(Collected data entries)
━━━━━━━━━━
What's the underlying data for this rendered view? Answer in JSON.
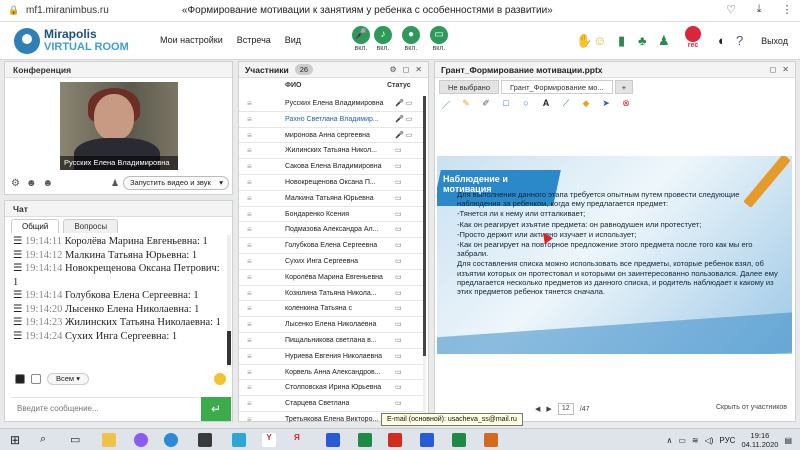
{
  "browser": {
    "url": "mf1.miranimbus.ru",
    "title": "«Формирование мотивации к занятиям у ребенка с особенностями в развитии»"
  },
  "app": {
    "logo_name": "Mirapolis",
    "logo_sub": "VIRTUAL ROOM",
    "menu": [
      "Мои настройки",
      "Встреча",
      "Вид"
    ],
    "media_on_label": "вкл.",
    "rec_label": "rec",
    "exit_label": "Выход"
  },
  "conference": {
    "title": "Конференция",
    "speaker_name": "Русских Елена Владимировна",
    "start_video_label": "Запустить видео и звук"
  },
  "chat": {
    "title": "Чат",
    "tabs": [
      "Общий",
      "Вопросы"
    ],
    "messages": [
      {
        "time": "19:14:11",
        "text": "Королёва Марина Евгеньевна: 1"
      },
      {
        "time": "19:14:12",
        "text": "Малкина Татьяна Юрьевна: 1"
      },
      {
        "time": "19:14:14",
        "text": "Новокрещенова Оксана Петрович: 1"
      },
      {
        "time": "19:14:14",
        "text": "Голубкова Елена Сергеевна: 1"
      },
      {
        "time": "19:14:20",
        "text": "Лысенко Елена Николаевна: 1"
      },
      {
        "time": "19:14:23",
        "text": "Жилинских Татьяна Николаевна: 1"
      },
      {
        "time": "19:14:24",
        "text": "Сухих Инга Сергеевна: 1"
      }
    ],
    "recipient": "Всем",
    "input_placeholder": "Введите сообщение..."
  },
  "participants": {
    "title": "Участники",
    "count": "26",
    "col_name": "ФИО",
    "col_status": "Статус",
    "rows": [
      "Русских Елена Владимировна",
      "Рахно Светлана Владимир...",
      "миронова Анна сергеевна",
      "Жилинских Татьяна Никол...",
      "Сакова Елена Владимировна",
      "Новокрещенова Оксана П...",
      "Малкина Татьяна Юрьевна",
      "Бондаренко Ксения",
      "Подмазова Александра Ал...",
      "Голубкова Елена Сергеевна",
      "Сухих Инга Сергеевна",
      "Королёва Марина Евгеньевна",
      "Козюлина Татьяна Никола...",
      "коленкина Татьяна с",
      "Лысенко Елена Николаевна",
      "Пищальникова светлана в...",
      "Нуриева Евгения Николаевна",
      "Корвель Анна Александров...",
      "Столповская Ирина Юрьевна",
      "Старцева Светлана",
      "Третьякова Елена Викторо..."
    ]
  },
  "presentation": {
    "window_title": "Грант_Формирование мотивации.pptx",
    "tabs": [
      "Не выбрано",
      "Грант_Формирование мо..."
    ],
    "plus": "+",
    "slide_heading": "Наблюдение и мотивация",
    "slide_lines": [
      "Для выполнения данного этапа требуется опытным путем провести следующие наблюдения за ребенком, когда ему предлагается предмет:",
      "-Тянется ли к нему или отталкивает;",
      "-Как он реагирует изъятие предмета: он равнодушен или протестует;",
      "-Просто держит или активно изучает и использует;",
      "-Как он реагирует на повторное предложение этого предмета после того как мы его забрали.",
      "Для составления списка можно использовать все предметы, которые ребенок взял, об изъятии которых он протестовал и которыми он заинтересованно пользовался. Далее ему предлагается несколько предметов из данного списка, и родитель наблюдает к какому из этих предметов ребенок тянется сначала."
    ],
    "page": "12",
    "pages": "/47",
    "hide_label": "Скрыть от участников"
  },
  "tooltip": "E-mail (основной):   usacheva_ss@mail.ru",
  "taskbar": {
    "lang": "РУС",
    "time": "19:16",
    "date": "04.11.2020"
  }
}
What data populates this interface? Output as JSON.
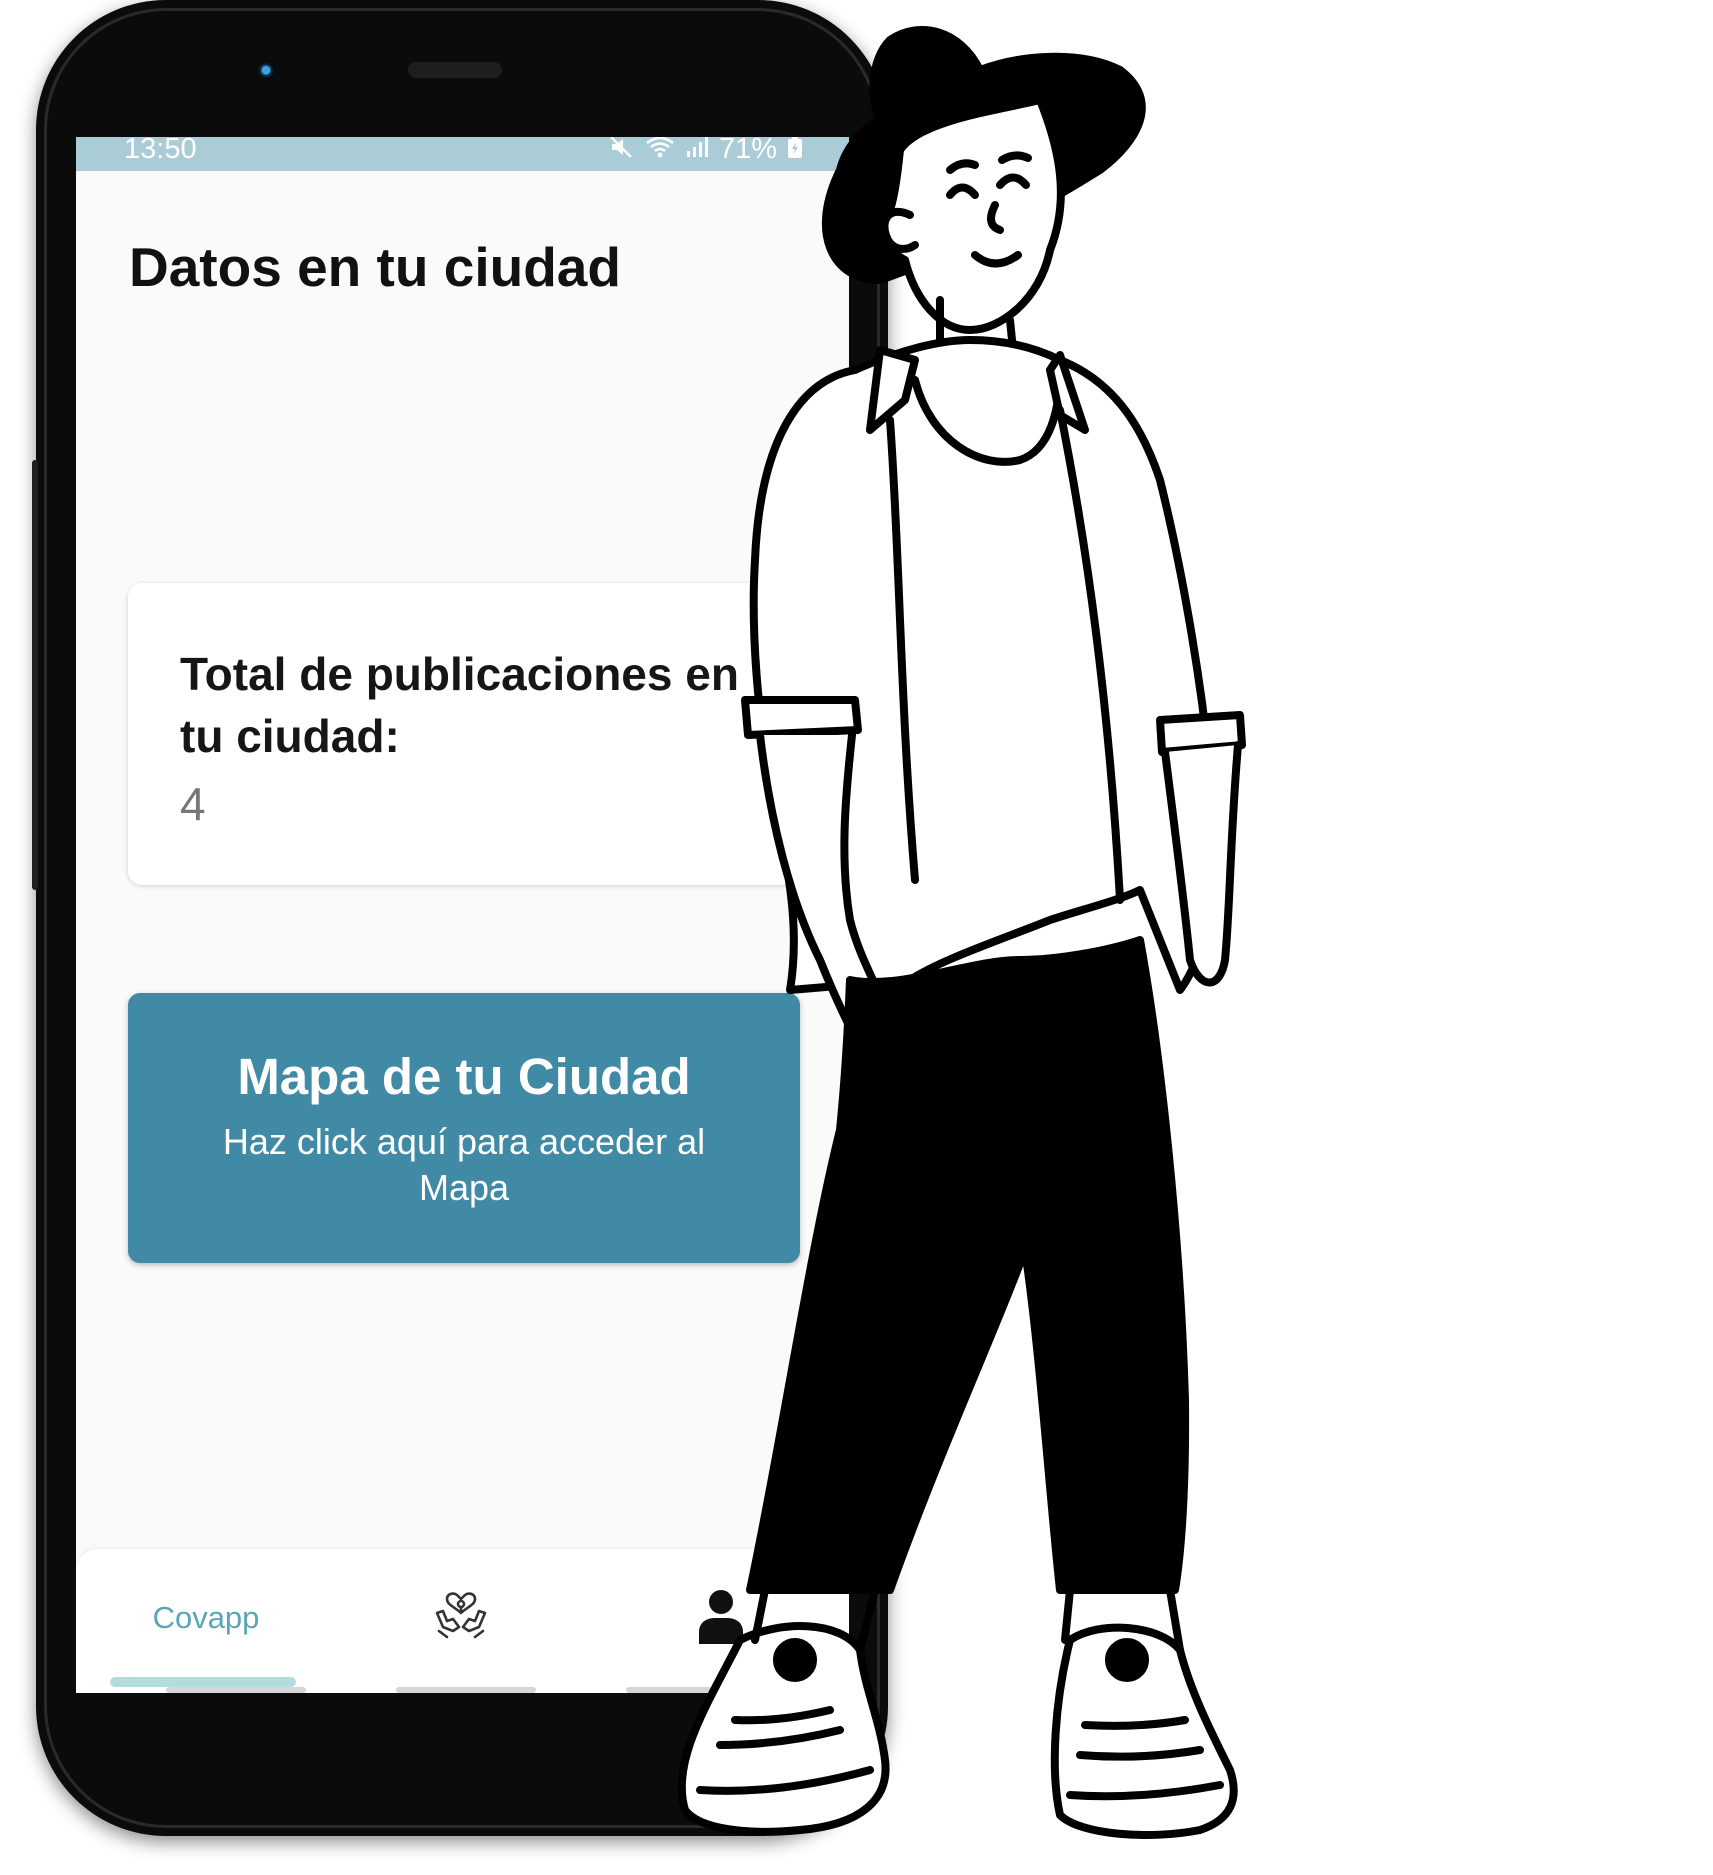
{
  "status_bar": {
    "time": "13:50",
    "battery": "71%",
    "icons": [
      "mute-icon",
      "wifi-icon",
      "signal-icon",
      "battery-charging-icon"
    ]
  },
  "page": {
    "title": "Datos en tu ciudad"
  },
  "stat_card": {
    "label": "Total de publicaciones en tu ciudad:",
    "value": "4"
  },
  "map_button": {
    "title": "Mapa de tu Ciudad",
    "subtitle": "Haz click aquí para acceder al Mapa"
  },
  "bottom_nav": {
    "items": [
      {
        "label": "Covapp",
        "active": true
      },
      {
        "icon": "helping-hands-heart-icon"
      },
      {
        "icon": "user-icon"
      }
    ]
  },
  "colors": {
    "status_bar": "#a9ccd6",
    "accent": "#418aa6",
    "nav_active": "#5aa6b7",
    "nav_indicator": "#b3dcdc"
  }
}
━━━━━━━━━━
### What to work on:
Go through the entries above and output them exactly, without pictures.

### The completed task:
What's the underlying data for this rendered view? Answer in JSON.
{
  "browser": {
    "url": "mf1.miranimbus.ru",
    "title": "«Формирование мотивации к занятиям у ребенка с особенностями в развитии»"
  },
  "app": {
    "logo_name": "Mirapolis",
    "logo_sub": "VIRTUAL ROOM",
    "menu": [
      "Мои настройки",
      "Встреча",
      "Вид"
    ],
    "media_on_label": "вкл.",
    "rec_label": "rec",
    "exit_label": "Выход"
  },
  "conference": {
    "title": "Конференция",
    "speaker_name": "Русских Елена Владимировна",
    "start_video_label": "Запустить видео и звук"
  },
  "chat": {
    "title": "Чат",
    "tabs": [
      "Общий",
      "Вопросы"
    ],
    "messages": [
      {
        "time": "19:14:11",
        "text": "Королёва Марина Евгеньевна: 1"
      },
      {
        "time": "19:14:12",
        "text": "Малкина Татьяна Юрьевна: 1"
      },
      {
        "time": "19:14:14",
        "text": "Новокрещенова Оксана Петрович: 1"
      },
      {
        "time": "19:14:14",
        "text": "Голубкова Елена Сергеевна: 1"
      },
      {
        "time": "19:14:20",
        "text": "Лысенко Елена Николаевна: 1"
      },
      {
        "time": "19:14:23",
        "text": "Жилинских Татьяна Николаевна: 1"
      },
      {
        "time": "19:14:24",
        "text": "Сухих Инга Сергеевна: 1"
      }
    ],
    "recipient": "Всем",
    "input_placeholder": "Введите сообщение..."
  },
  "participants": {
    "title": "Участники",
    "count": "26",
    "col_name": "ФИО",
    "col_status": "Статус",
    "rows": [
      "Русских Елена Владимировна",
      "Рахно Светлана Владимир...",
      "миронова Анна сергеевна",
      "Жилинских Татьяна Никол...",
      "Сакова Елена Владимировна",
      "Новокрещенова Оксана П...",
      "Малкина Татьяна Юрьевна",
      "Бондаренко Ксения",
      "Подмазова Александра Ал...",
      "Голубкова Елена Сергеевна",
      "Сухих Инга Сергеевна",
      "Королёва Марина Евгеньевна",
      "Козюлина Татьяна Никола...",
      "коленкина Татьяна с",
      "Лысенко Елена Николаевна",
      "Пищальникова светлана в...",
      "Нуриева Евгения Николаевна",
      "Корвель Анна Александров...",
      "Столповская Ирина Юрьевна",
      "Старцева Светлана",
      "Третьякова Елена Викторо..."
    ]
  },
  "presentation": {
    "window_title": "Грант_Формирование мотивации.pptx",
    "tabs": [
      "Не выбрано",
      "Грант_Формирование мо..."
    ],
    "plus": "+",
    "slide_heading": "Наблюдение и мотивация",
    "slide_lines": [
      "Для выполнения данного этапа требуется опытным путем провести следующие наблюдения за ребенком, когда ему предлагается предмет:",
      "-Тянется ли к нему или отталкивает;",
      "-Как он реагирует изъятие предмета: он равнодушен или протестует;",
      "-Просто держит или активно изучает и использует;",
      "-Как он реагирует на повторное предложение этого предмета после того как мы его забрали.",
      "Для составления списка можно использовать все предметы, которые ребенок взял, об изъятии которых он протестовал и которыми он заинтересованно пользовался. Далее ему предлагается несколько предметов из данного списка, и родитель наблюдает к какому из этих предметов ребенок тянется сначала."
    ],
    "page": "12",
    "pages": "/47",
    "hide_label": "Скрыть от участников"
  },
  "tooltip": "E-mail (основной):   usacheva_ss@mail.ru",
  "taskbar": {
    "lang": "РУС",
    "time": "19:16",
    "date": "04.11.2020"
  }
}
What data populates this interface? Output as JSON.
{
  "status_bar": {
    "time": "13:50",
    "battery": "71%",
    "icons": [
      "mute-icon",
      "wifi-icon",
      "signal-icon",
      "battery-charging-icon"
    ]
  },
  "page": {
    "title": "Datos en tu ciudad"
  },
  "stat_card": {
    "label": "Total de publicaciones en tu ciudad:",
    "value": "4"
  },
  "map_button": {
    "title": "Mapa de tu Ciudad",
    "subtitle": "Haz click aquí para acceder al Mapa"
  },
  "bottom_nav": {
    "items": [
      {
        "label": "Covapp",
        "active": true
      },
      {
        "icon": "helping-hands-heart-icon"
      },
      {
        "icon": "user-icon"
      }
    ]
  },
  "colors": {
    "status_bar": "#a9ccd6",
    "accent": "#418aa6",
    "nav_active": "#5aa6b7",
    "nav_indicator": "#b3dcdc"
  }
}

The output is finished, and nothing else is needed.